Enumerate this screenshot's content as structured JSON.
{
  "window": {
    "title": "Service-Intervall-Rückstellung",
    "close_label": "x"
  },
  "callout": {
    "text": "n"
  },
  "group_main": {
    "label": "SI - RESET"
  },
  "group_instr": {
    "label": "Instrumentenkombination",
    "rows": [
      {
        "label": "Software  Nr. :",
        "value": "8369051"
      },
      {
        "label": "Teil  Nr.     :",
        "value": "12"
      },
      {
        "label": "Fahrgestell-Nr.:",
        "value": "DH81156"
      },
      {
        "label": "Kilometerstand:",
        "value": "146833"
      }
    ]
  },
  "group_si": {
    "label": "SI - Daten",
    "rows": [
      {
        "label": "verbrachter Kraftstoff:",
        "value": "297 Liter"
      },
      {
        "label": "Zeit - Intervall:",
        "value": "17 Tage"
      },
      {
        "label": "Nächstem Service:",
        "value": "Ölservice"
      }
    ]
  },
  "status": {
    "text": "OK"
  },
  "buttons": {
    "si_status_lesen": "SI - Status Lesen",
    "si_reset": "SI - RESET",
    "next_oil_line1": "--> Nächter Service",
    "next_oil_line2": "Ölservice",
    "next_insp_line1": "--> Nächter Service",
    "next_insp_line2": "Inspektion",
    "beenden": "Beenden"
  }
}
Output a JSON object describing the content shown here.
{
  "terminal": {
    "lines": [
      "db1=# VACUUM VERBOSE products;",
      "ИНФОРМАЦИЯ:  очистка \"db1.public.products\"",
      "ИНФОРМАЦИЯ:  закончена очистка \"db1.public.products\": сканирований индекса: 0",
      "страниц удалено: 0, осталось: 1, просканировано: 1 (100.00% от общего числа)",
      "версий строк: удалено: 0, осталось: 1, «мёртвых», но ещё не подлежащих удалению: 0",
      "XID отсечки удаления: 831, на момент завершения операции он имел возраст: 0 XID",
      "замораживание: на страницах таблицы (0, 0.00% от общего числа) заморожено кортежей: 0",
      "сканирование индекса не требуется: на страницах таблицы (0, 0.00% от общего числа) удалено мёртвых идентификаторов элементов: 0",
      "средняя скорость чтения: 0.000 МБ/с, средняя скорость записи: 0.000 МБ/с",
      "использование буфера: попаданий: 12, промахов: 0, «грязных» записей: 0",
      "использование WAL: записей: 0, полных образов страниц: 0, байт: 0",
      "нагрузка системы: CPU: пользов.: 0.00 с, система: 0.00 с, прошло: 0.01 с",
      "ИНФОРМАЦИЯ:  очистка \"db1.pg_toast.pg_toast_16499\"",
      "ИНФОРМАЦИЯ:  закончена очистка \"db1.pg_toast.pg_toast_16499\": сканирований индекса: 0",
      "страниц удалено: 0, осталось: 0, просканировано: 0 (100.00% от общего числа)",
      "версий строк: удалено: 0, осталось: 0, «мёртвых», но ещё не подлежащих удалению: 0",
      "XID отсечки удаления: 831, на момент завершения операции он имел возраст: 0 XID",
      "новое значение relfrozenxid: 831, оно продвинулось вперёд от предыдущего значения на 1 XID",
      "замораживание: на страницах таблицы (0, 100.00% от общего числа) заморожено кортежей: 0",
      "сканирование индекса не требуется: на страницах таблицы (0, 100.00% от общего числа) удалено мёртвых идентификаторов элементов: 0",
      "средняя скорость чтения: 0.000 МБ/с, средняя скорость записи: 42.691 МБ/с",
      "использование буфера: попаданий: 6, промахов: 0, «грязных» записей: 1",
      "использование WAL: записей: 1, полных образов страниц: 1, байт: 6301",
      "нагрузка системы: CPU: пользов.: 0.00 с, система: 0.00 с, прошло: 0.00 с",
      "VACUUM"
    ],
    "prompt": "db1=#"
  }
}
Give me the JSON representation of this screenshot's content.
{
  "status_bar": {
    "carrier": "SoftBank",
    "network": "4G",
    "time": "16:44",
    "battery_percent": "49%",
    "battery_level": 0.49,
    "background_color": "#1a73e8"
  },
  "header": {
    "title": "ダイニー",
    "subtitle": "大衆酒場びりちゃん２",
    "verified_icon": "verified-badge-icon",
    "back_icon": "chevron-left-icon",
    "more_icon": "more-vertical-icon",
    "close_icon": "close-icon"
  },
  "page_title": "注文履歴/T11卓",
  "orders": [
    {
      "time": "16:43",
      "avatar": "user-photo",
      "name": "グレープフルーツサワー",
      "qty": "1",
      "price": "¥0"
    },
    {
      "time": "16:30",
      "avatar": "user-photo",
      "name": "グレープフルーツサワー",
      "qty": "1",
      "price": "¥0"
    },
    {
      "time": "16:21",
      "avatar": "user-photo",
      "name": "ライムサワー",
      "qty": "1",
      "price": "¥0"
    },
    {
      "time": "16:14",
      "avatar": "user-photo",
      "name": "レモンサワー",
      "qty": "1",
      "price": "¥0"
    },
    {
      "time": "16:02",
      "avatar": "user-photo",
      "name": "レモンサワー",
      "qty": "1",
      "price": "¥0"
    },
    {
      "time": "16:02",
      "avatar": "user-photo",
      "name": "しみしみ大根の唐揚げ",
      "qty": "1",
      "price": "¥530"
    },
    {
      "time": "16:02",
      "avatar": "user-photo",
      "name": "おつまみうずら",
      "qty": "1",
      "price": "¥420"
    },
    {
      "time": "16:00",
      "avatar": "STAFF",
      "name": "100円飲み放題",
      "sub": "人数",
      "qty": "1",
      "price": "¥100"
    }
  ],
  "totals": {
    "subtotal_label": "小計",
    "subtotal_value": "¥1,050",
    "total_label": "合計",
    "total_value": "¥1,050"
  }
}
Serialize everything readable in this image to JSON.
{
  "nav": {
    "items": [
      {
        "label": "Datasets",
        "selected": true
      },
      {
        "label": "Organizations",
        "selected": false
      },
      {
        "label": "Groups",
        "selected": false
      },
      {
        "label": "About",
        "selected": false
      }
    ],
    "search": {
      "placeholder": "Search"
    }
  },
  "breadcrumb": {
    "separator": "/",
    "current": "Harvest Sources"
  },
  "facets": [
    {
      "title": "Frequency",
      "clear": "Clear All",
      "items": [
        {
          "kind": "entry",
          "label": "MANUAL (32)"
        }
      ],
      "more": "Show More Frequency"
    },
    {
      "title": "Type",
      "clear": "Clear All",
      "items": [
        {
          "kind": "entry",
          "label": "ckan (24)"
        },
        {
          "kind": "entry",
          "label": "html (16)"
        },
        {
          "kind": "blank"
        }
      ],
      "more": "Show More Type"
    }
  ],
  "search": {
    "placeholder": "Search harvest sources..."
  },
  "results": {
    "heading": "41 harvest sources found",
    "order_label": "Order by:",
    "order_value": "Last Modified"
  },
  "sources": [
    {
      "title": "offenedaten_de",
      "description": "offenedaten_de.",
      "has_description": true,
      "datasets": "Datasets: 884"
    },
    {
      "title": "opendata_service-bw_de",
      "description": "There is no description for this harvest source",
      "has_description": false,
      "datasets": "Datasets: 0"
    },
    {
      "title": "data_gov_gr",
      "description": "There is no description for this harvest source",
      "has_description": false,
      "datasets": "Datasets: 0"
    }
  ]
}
——————
- Given problem -
All of the data above should be transcribed exactly.

- Answer to the task -
Enumerate this screenshot's content as structured JSON.
{
  "window": {
    "title": "Service-Intervall-Rückstellung",
    "close_label": "x"
  },
  "callout": {
    "text": "n"
  },
  "group_main": {
    "label": "SI - RESET"
  },
  "group_instr": {
    "label": "Instrumentenkombination",
    "rows": [
      {
        "label": "Software  Nr. :",
        "value": "8369051"
      },
      {
        "label": "Teil  Nr.     :",
        "value": "12"
      },
      {
        "label": "Fahrgestell-Nr.:",
        "value": "DH81156"
      },
      {
        "label": "Kilometerstand:",
        "value": "146833"
      }
    ]
  },
  "group_si": {
    "label": "SI - Daten",
    "rows": [
      {
        "label": "verbrachter Kraftstoff:",
        "value": "297 Liter"
      },
      {
        "label": "Zeit - Intervall:",
        "value": "17 Tage"
      },
      {
        "label": "Nächstem Service:",
        "value": "Ölservice"
      }
    ]
  },
  "status": {
    "text": "OK"
  },
  "buttons": {
    "si_status_lesen": "SI - Status Lesen",
    "si_reset": "SI - RESET",
    "next_oil_line1": "--> Nächter Service",
    "next_oil_line2": "Ölservice",
    "next_insp_line1": "--> Nächter Service",
    "next_insp_line2": "Inspektion",
    "beenden": "Beenden"
  }
}
Output a JSON object describing the content shown here.
{
  "terminal": {
    "lines": [
      "db1=# VACUUM VERBOSE products;",
      "ИНФОРМАЦИЯ:  очистка \"db1.public.products\"",
      "ИНФОРМАЦИЯ:  закончена очистка \"db1.public.products\": сканирований индекса: 0",
      "страниц удалено: 0, осталось: 1, просканировано: 1 (100.00% от общего числа)",
      "версий строк: удалено: 0, осталось: 1, «мёртвых», но ещё не подлежащих удалению: 0",
      "XID отсечки удаления: 831, на момент завершения операции он имел возраст: 0 XID",
      "замораживание: на страницах таблицы (0, 0.00% от общего числа) заморожено кортежей: 0",
      "сканирование индекса не требуется: на страницах таблицы (0, 0.00% от общего числа) удалено мёртвых идентификаторов элементов: 0",
      "средняя скорость чтения: 0.000 МБ/с, средняя скорость записи: 0.000 МБ/с",
      "использование буфера: попаданий: 12, промахов: 0, «грязных» записей: 0",
      "использование WAL: записей: 0, полных образов страниц: 0, байт: 0",
      "нагрузка системы: CPU: пользов.: 0.00 с, система: 0.00 с, прошло: 0.01 с",
      "ИНФОРМАЦИЯ:  очистка \"db1.pg_toast.pg_toast_16499\"",
      "ИНФОРМАЦИЯ:  закончена очистка \"db1.pg_toast.pg_toast_16499\": сканирований индекса: 0",
      "страниц удалено: 0, осталось: 0, просканировано: 0 (100.00% от общего числа)",
      "версий строк: удалено: 0, осталось: 0, «мёртвых», но ещё не подлежащих удалению: 0",
      "XID отсечки удаления: 831, на момент завершения операции он имел возраст: 0 XID",
      "новое значение relfrozenxid: 831, оно продвинулось вперёд от предыдущего значения на 1 XID",
      "замораживание: на страницах таблицы (0, 100.00% от общего числа) заморожено кортежей: 0",
      "сканирование индекса не требуется: на страницах таблицы (0, 100.00% от общего числа) удалено мёртвых идентификаторов элементов: 0",
      "средняя скорость чтения: 0.000 МБ/с, средняя скорость записи: 42.691 МБ/с",
      "использование буфера: попаданий: 6, промахов: 0, «грязных» записей: 1",
      "использование WAL: записей: 1, полных образов страниц: 1, байт: 6301",
      "нагрузка системы: CPU: пользов.: 0.00 с, система: 0.00 с, прошло: 0.00 с",
      "VACUUM"
    ],
    "prompt": "db1=#"
  }
}
Give me the JSON representation of this screenshot's content.
{
  "status_bar": {
    "carrier": "SoftBank",
    "network": "4G",
    "time": "16:44",
    "battery_percent": "49%",
    "battery_level": 0.49,
    "background_color": "#1a73e8"
  },
  "header": {
    "title": "ダイニー",
    "subtitle": "大衆酒場びりちゃん２",
    "verified_icon": "verified-badge-icon",
    "back_icon": "chevron-left-icon",
    "more_icon": "more-vertical-icon",
    "close_icon": "close-icon"
  },
  "page_title": "注文履歴/T11卓",
  "orders": [
    {
      "time": "16:43",
      "avatar": "user-photo",
      "name": "グレープフルーツサワー",
      "qty": "1",
      "price": "¥0"
    },
    {
      "time": "16:30",
      "avatar": "user-photo",
      "name": "グレープフルーツサワー",
      "qty": "1",
      "price": "¥0"
    },
    {
      "time": "16:21",
      "avatar": "user-photo",
      "name": "ライムサワー",
      "qty": "1",
      "price": "¥0"
    },
    {
      "time": "16:14",
      "avatar": "user-photo",
      "name": "レモンサワー",
      "qty": "1",
      "price": "¥0"
    },
    {
      "time": "16:02",
      "avatar": "user-photo",
      "name": "レモンサワー",
      "qty": "1",
      "price": "¥0"
    },
    {
      "time": "16:02",
      "avatar": "user-photo",
      "name": "しみしみ大根の唐揚げ",
      "qty": "1",
      "price": "¥530"
    },
    {
      "time": "16:02",
      "avatar": "user-photo",
      "name": "おつまみうずら",
      "qty": "1",
      "price": "¥420"
    },
    {
      "time": "16:00",
      "avatar": "STAFF",
      "name": "100円飲み放題",
      "sub": "人数",
      "qty": "1",
      "price": "¥100"
    }
  ],
  "totals": {
    "subtotal_label": "小計",
    "subtotal_value": "¥1,050",
    "total_label": "合計",
    "total_value": "¥1,050"
  }
}
Serialize everything readable in this image to JSON.
{
  "nav": {
    "items": [
      {
        "label": "Datasets",
        "selected": true
      },
      {
        "label": "Organizations",
        "selected": false
      },
      {
        "label": "Groups",
        "selected": false
      },
      {
        "label": "About",
        "selected": false
      }
    ],
    "search": {
      "placeholder": "Search"
    }
  },
  "breadcrumb": {
    "separator": "/",
    "current": "Harvest Sources"
  },
  "facets": [
    {
      "title": "Frequency",
      "clear": "Clear All",
      "items": [
        {
          "kind": "entry",
          "label": "MANUAL (32)"
        }
      ],
      "more": "Show More Frequency"
    },
    {
      "title": "Type",
      "clear": "Clear All",
      "items": [
        {
          "kind": "entry",
          "label": "ckan (24)"
        },
        {
          "kind": "entry",
          "label": "html (16)"
        },
        {
          "kind": "blank"
        }
      ],
      "more": "Show More Type"
    }
  ],
  "search": {
    "placeholder": "Search harvest sources..."
  },
  "results": {
    "heading": "41 harvest sources found",
    "order_label": "Order by:",
    "order_value": "Last Modified"
  },
  "sources": [
    {
      "title": "offenedaten_de",
      "description": "offenedaten_de.",
      "has_description": true,
      "datasets": "Datasets: 884"
    },
    {
      "title": "opendata_service-bw_de",
      "description": "There is no description for this harvest source",
      "has_description": false,
      "datasets": "Datasets: 0"
    },
    {
      "title": "data_gov_gr",
      "description": "There is no description for this harvest source",
      "has_description": false,
      "datasets": "Datasets: 0"
    }
  ]
}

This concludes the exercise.